> **RECORDS PROVIDED**:
>> START
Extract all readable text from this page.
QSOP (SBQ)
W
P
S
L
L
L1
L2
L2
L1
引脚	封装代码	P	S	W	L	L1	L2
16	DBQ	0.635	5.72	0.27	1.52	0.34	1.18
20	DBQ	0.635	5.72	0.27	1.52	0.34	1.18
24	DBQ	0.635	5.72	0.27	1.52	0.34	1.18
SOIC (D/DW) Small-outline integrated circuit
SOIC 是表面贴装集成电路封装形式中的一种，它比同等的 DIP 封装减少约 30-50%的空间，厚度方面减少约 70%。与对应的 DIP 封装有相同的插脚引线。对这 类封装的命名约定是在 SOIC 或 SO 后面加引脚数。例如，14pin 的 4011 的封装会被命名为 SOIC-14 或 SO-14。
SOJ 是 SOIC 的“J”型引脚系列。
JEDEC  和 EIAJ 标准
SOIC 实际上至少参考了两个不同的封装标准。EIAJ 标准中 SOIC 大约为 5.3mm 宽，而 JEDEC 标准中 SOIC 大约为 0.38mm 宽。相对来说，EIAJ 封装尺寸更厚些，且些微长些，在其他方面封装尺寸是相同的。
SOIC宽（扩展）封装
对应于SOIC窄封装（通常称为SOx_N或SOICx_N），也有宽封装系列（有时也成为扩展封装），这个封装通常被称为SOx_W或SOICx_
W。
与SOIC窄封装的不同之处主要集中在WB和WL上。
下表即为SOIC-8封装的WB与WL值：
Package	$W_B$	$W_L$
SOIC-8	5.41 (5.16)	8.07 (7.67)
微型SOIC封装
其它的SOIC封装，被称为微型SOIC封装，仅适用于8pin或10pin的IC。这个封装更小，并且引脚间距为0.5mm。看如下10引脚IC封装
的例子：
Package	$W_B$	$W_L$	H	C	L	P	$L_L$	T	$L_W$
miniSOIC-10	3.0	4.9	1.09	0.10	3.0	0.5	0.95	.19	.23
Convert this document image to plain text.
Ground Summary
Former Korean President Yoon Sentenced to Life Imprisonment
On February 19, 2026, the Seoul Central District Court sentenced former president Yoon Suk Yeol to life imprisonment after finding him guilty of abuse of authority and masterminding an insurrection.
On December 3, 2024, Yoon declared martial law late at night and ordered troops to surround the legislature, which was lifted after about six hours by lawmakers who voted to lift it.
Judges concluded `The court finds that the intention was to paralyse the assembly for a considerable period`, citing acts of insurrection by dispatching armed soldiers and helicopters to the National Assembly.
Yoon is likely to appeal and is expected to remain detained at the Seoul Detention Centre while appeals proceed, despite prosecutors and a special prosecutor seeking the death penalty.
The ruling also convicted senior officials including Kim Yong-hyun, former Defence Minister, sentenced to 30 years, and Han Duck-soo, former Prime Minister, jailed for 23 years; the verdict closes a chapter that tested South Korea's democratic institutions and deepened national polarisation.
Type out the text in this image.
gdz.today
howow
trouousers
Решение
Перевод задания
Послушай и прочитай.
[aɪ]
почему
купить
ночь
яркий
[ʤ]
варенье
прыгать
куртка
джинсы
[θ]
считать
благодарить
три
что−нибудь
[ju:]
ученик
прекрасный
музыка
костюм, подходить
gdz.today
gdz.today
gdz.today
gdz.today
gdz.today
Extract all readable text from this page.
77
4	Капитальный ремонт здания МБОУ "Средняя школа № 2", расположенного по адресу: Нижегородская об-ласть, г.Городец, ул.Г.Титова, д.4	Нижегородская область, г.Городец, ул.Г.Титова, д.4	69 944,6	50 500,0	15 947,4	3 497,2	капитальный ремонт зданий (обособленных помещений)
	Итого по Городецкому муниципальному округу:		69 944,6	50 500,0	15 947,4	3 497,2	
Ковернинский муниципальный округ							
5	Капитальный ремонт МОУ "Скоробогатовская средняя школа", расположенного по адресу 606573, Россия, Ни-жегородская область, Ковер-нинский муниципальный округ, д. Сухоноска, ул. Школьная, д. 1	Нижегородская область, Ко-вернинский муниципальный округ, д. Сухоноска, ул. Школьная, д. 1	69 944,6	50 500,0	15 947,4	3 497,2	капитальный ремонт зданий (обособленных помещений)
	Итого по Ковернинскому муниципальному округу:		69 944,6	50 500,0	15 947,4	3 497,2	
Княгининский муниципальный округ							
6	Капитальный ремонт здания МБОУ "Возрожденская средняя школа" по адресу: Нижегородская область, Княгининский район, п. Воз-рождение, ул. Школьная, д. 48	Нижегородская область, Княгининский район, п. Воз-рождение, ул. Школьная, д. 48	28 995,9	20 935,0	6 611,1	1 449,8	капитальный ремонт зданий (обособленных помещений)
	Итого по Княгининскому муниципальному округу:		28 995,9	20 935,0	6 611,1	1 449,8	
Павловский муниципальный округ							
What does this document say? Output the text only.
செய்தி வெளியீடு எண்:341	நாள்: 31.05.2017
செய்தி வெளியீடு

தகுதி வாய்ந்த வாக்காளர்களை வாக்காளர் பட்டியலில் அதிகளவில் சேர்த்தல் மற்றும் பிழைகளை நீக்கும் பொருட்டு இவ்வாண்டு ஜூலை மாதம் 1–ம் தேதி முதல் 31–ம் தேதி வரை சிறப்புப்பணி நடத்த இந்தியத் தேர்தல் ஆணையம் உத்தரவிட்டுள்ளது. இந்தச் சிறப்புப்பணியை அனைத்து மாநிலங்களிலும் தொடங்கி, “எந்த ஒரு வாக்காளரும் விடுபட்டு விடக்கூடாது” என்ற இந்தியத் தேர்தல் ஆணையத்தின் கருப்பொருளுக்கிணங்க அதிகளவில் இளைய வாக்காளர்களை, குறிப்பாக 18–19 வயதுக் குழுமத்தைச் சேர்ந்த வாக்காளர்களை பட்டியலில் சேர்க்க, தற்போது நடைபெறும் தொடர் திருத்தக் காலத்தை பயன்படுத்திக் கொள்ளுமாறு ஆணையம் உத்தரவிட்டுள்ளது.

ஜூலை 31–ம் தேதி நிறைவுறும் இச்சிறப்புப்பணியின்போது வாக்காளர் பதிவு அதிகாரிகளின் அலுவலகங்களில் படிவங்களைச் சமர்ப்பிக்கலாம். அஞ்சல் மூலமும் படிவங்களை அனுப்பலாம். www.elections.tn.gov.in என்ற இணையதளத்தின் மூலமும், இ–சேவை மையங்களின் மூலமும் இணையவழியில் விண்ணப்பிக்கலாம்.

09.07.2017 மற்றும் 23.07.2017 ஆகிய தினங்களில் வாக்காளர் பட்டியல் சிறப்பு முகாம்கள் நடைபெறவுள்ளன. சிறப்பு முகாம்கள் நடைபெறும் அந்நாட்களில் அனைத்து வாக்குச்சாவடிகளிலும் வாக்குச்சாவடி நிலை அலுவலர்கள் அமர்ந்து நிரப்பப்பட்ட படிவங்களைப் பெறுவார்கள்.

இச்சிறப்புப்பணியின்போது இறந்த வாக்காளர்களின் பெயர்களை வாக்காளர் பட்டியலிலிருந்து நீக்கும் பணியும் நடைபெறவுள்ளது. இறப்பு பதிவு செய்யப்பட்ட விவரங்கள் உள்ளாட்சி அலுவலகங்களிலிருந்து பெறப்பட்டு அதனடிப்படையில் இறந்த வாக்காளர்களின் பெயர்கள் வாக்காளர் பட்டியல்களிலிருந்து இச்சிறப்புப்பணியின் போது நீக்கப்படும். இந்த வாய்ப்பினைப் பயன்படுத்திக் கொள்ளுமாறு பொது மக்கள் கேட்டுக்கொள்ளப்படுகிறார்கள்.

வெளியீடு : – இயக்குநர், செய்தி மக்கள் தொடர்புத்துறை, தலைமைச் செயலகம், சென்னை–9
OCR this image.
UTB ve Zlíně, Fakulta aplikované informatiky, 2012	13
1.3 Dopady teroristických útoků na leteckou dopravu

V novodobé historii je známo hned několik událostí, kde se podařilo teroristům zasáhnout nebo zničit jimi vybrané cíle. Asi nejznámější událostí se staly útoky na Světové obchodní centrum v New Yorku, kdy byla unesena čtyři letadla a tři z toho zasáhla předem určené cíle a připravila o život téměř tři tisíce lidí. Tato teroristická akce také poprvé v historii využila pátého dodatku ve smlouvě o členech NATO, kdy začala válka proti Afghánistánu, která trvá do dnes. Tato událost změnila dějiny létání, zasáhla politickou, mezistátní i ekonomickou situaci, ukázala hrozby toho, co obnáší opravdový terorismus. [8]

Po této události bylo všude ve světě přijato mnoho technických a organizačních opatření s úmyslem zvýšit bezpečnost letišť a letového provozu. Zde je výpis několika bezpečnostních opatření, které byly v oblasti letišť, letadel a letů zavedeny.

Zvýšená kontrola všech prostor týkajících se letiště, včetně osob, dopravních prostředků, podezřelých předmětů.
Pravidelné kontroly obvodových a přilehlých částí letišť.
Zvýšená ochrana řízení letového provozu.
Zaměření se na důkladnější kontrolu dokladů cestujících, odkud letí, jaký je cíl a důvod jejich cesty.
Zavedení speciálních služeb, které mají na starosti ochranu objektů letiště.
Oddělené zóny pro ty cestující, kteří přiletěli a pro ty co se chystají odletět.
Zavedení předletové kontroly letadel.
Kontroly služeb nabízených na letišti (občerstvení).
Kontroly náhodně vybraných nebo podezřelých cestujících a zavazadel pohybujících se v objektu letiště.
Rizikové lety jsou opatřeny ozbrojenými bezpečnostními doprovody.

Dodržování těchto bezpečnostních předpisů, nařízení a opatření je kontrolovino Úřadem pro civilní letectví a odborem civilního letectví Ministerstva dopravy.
>> END
> **PROBLEM DETAILS**: From the entries, report each line that includes the word "this".

> **FINAL RESULT**:
Extract all readable text from this page.
Convert this document image to plain text.
Type out the text in this image.
Extract all readable text from this page.
What does this document say? Output the text only.
OCR this image.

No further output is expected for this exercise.